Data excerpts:
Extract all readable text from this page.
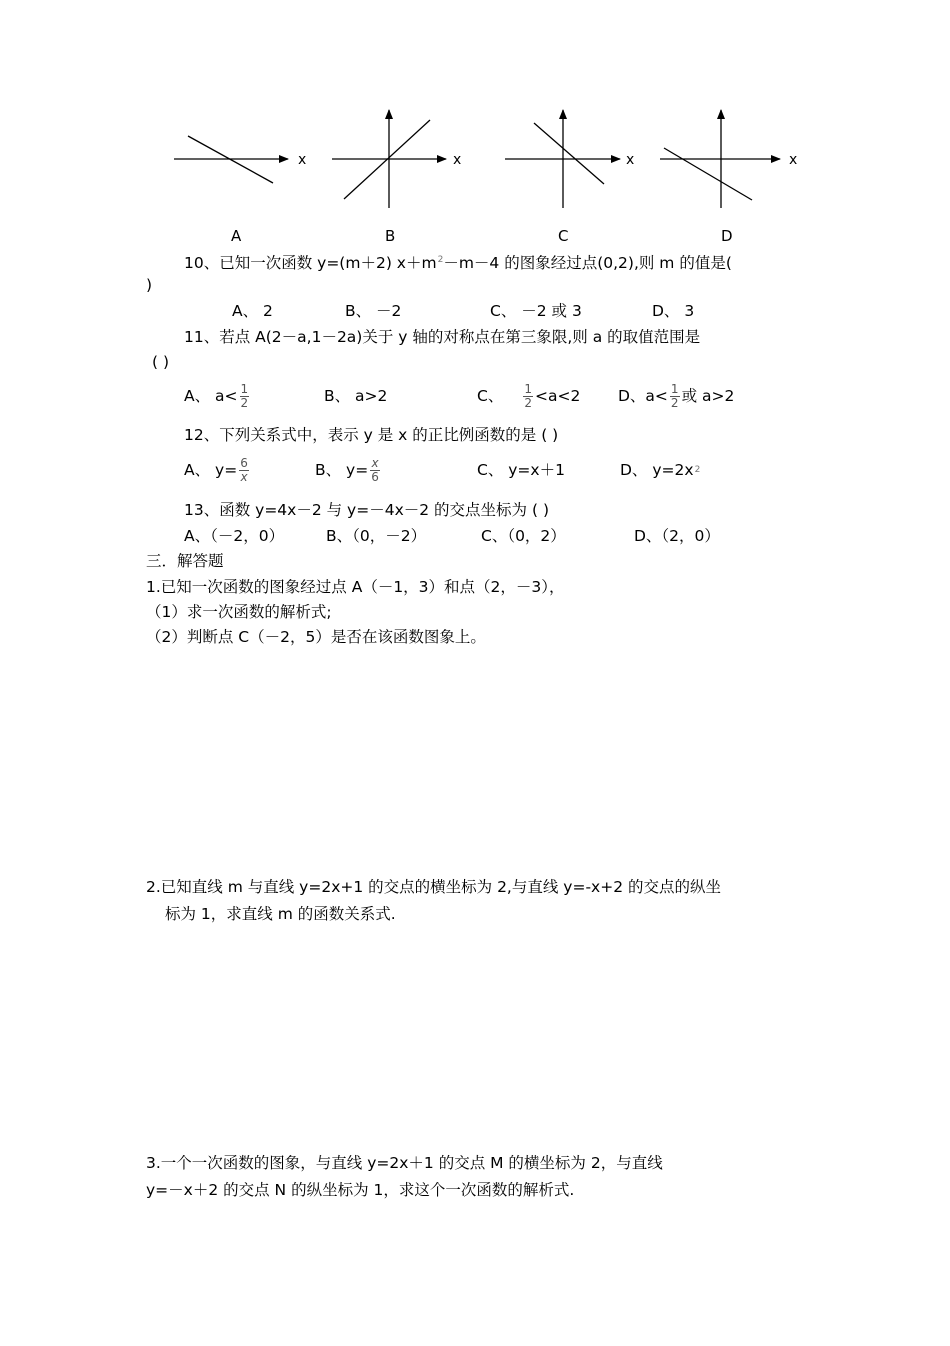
x	x	x	x
A	B	C	D
10、已知一次函数 y=(m＋2) $x+m^2-m-4$ 的图象经过点(0,2),则 m 的值是(
)
A、 2	B、 －2	C、 －2 或 3	D、 3
11、若点 A(2－a,1－2a)关于 y 轴的对称点在第三象限,则 a 的取值范围是
( )
A、 $a< \frac{1}{2}$	B、 a>2	C、 $\frac{1}{2} <a<2$ D、$a< \frac{1}{2}$ 或 a>2
12、下列关系式中，表示 y 是 x 的正比例函数的是 ( )
A、 $y= \frac{6}{x}$	B、 $y= \frac{x}{6}$	C、 y=x＋1	D、 y=2x 2
13、函数 y=4x－2 与 y=－4x－2 的交点坐标为 ( )
A、（－2，0）	B、（0，－2）	C、（0，2）	D、（2，0）
三．解答题
1.已知一次函数的图象经过点 A（－1，3）和点（2，－3），
（1）求一次函数的解析式;
（2）判断点 C（－2，5）是否在该函数图象上。
2.已知直线 m 与直线 y=2x+1 的交点的横坐标为 2,与直线 y=-x+2 的交点的纵坐
标为 1，求直线 m 的函数关系式.
3.一个一次函数的图象，与直线 y=2x＋1 的交点 M 的横坐标为 2，与直线
y=－x＋2 的交点 N 的纵坐标为 1，求这个一次函数的解析式.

> [Challenge]: Wherever a line in the data above holds "frac", copy that line.

> [Output of the task]:
A、 $a< \frac{1}{2}$	B、 a>2	C、 $\frac{1}{2} <a<2$ D、$a< \frac{1}{2}$ 或 a>2
A、 $y= \frac{6}{x}$	B、 $y= \frac{x}{6}$	C、 y=x＋1	D、 y=2x 2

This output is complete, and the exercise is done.